■ Records supplied:
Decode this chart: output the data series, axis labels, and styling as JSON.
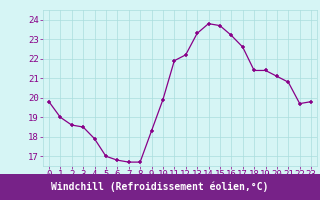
{
  "x": [
    0,
    1,
    2,
    3,
    4,
    5,
    6,
    7,
    8,
    9,
    10,
    11,
    12,
    13,
    14,
    15,
    16,
    17,
    18,
    19,
    20,
    21,
    22,
    23
  ],
  "y": [
    19.8,
    19.0,
    18.6,
    18.5,
    17.9,
    17.0,
    16.8,
    16.7,
    16.7,
    18.3,
    19.9,
    21.9,
    22.2,
    23.3,
    23.8,
    23.7,
    23.2,
    22.6,
    21.4,
    21.4,
    21.1,
    20.8,
    19.7,
    19.8
  ],
  "line_color": "#880088",
  "marker_color": "#880088",
  "bg_color": "#D6F5F5",
  "grid_color": "#AADDDD",
  "xlabel": "Windchill (Refroidissement éolien,°C)",
  "xlabel_bg": "#772288",
  "xlabel_color": "#FFFFFF",
  "ylim": [
    16.5,
    24.5
  ],
  "yticks": [
    17,
    18,
    19,
    20,
    21,
    22,
    23,
    24
  ],
  "xticks": [
    0,
    1,
    2,
    3,
    4,
    5,
    6,
    7,
    8,
    9,
    10,
    11,
    12,
    13,
    14,
    15,
    16,
    17,
    18,
    19,
    20,
    21,
    22,
    23
  ],
  "tick_fontsize": 6.5,
  "xlabel_fontsize": 7.0,
  "tick_color": "#880088"
}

■ Task directions: The listing above needs to be output again exactly. Don't include the pictures.

■ The completed task:
Decode this chart: output the data series, axis labels, and styling as JSON.
{
  "x": [
    0,
    1,
    2,
    3,
    4,
    5,
    6,
    7,
    8,
    9,
    10,
    11,
    12,
    13,
    14,
    15,
    16,
    17,
    18,
    19,
    20,
    21,
    22,
    23
  ],
  "y": [
    19.8,
    19.0,
    18.6,
    18.5,
    17.9,
    17.0,
    16.8,
    16.7,
    16.7,
    18.3,
    19.9,
    21.9,
    22.2,
    23.3,
    23.8,
    23.7,
    23.2,
    22.6,
    21.4,
    21.4,
    21.1,
    20.8,
    19.7,
    19.8
  ],
  "line_color": "#880088",
  "marker_color": "#880088",
  "bg_color": "#D6F5F5",
  "grid_color": "#AADDDD",
  "xlabel": "Windchill (Refroidissement éolien,°C)",
  "xlabel_bg": "#772288",
  "xlabel_color": "#FFFFFF",
  "ylim": [
    16.5,
    24.5
  ],
  "yticks": [
    17,
    18,
    19,
    20,
    21,
    22,
    23,
    24
  ],
  "xticks": [
    0,
    1,
    2,
    3,
    4,
    5,
    6,
    7,
    8,
    9,
    10,
    11,
    12,
    13,
    14,
    15,
    16,
    17,
    18,
    19,
    20,
    21,
    22,
    23
  ],
  "tick_fontsize": 6.5,
  "xlabel_fontsize": 7.0,
  "tick_color": "#880088"
}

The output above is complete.